● **What to work on**
Gather each line in the entries that includes the string "amiga".

● **Listed records**
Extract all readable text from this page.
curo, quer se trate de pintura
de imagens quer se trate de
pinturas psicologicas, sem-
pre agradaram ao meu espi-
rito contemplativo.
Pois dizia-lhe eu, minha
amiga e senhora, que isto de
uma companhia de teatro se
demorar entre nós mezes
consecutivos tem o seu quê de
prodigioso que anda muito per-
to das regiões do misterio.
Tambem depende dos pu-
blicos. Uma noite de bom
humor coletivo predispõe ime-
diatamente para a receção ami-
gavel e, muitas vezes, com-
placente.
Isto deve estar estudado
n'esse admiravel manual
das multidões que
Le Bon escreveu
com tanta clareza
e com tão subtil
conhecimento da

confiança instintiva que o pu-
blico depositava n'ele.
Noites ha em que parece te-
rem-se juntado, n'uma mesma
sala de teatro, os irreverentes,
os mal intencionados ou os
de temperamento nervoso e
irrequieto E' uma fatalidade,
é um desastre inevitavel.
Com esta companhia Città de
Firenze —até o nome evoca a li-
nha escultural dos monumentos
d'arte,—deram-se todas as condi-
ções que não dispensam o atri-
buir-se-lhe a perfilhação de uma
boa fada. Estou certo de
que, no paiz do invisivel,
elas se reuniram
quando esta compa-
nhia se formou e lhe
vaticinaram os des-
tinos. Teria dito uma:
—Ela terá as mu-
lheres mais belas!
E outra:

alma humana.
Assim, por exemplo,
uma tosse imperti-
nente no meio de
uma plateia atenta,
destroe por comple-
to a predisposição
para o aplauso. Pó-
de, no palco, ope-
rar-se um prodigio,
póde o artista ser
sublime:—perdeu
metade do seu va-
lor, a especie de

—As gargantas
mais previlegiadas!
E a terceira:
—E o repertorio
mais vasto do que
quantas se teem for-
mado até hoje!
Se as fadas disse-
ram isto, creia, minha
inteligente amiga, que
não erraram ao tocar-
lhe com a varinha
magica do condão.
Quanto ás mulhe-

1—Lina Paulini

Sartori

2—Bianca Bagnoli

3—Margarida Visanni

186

● **Solution for this exercise**
amiga e senhora, que isto de
inteligente amiga, que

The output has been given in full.